#### TASK
Could you arrange every line of the records below as a numbered list, skipping any blank lines and leaving out the pictures?

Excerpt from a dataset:
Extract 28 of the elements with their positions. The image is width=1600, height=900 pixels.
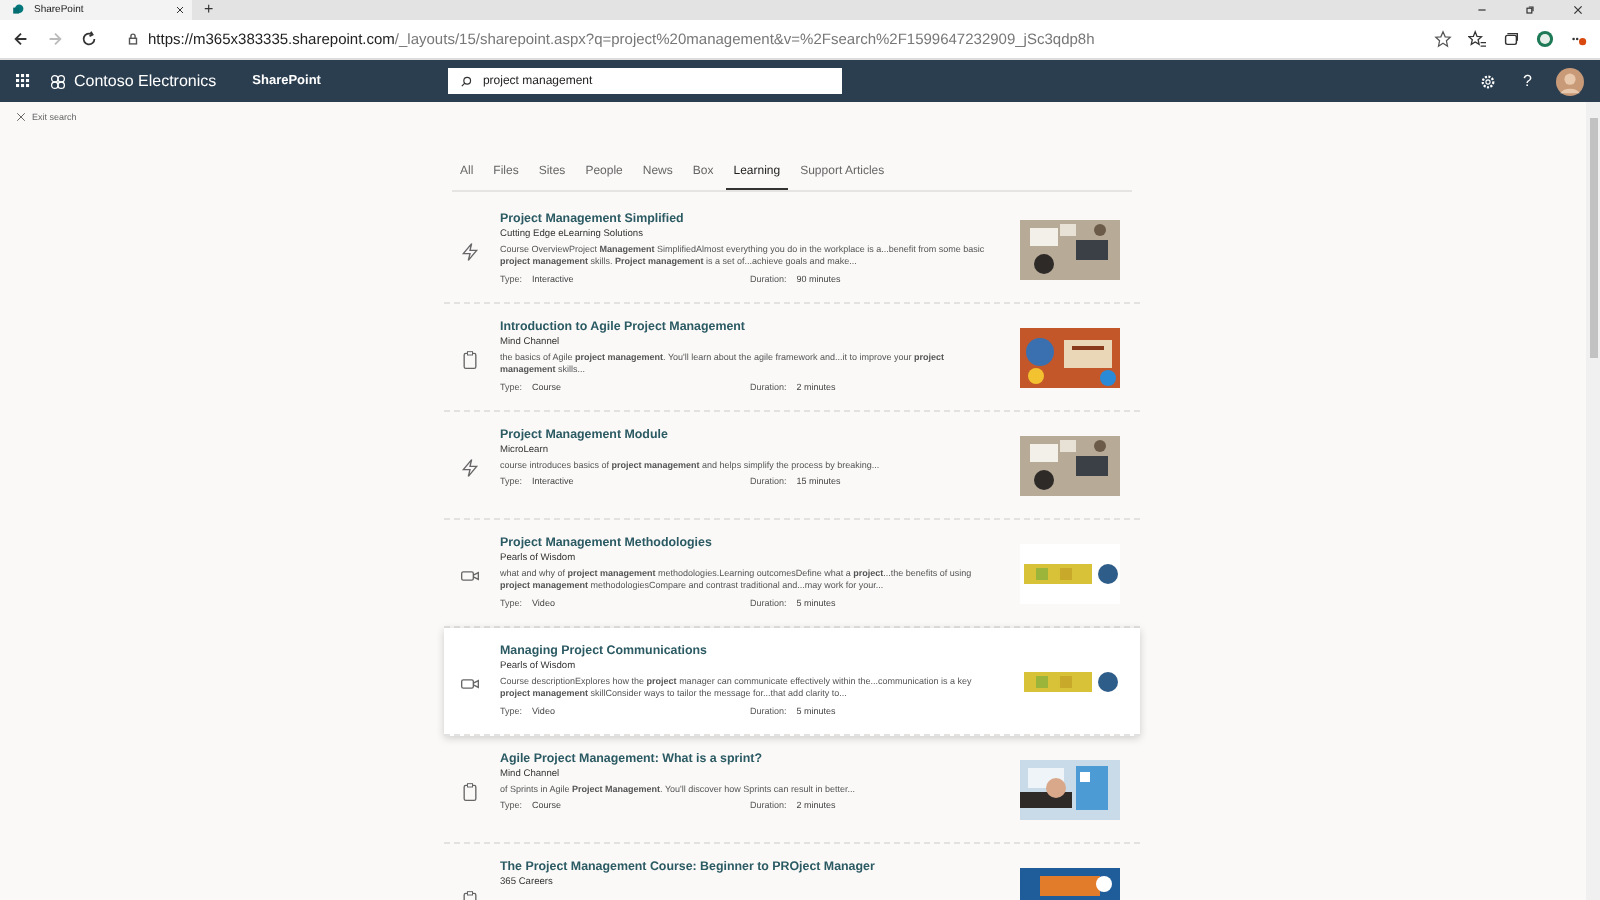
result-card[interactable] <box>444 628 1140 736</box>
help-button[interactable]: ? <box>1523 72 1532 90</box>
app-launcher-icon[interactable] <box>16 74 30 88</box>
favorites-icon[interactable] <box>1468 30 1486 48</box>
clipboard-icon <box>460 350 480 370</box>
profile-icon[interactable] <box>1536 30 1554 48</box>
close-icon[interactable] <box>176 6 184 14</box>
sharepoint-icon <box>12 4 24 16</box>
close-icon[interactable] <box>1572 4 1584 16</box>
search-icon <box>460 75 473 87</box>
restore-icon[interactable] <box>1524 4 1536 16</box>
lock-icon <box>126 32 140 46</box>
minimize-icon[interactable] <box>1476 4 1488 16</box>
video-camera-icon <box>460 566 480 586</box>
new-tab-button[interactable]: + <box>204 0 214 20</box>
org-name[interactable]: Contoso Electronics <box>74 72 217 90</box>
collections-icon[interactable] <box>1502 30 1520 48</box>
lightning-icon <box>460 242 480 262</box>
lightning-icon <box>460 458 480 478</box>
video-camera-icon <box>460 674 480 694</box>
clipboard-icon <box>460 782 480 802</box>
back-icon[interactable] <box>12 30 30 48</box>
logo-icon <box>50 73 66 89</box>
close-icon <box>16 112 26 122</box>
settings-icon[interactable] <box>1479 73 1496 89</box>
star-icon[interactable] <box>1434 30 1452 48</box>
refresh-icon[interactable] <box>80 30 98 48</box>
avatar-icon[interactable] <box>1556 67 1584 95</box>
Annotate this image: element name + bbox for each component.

#### COMPLETED TASK
1. Extract 28 of the elements with their positions. The image is width=1600, height=900 pixels.
2. result-card[interactable] <box>444 628 1140 736</box>
3. help-button[interactable]: ? <box>1523 72 1532 90</box>
4. app-launcher-icon[interactable] <box>16 74 30 88</box>
5. favorites-icon[interactable] <box>1468 30 1486 48</box>
6. clipboard-icon <box>460 350 480 370</box>
7. profile-icon[interactable] <box>1536 30 1554 48</box>
8. close-icon[interactable] <box>176 6 184 14</box>
9. sharepoint-icon <box>12 4 24 16</box>
10. close-icon[interactable] <box>1572 4 1584 16</box>
11. search-icon <box>460 75 473 87</box>
12. restore-icon[interactable] <box>1524 4 1536 16</box>
13. lock-icon <box>126 32 140 46</box>
14. minimize-icon[interactable] <box>1476 4 1488 16</box>
15. video-camera-icon <box>460 566 480 586</box>
16. new-tab-button[interactable]: + <box>204 0 214 20</box>
17. org-name[interactable]: Contoso Electronics <box>74 72 217 90</box>
18. collections-icon[interactable] <box>1502 30 1520 48</box>
19. lightning-icon <box>460 242 480 262</box>
20. lightning-icon <box>460 458 480 478</box>
21. video-camera-icon <box>460 674 480 694</box>
22. clipboard-icon <box>460 782 480 802</box>
23. back-icon[interactable] <box>12 30 30 48</box>
24. logo-icon <box>50 73 66 89</box>
25. close-icon <box>16 112 26 122</box>
26. settings-icon[interactable] <box>1479 73 1496 89</box>
27. star-icon[interactable] <box>1434 30 1452 48</box>
28. refresh-icon[interactable] <box>80 30 98 48</box>
29. avatar-icon[interactable] <box>1556 67 1584 95</box>
30. Annotate this image: element name + bbox for each component.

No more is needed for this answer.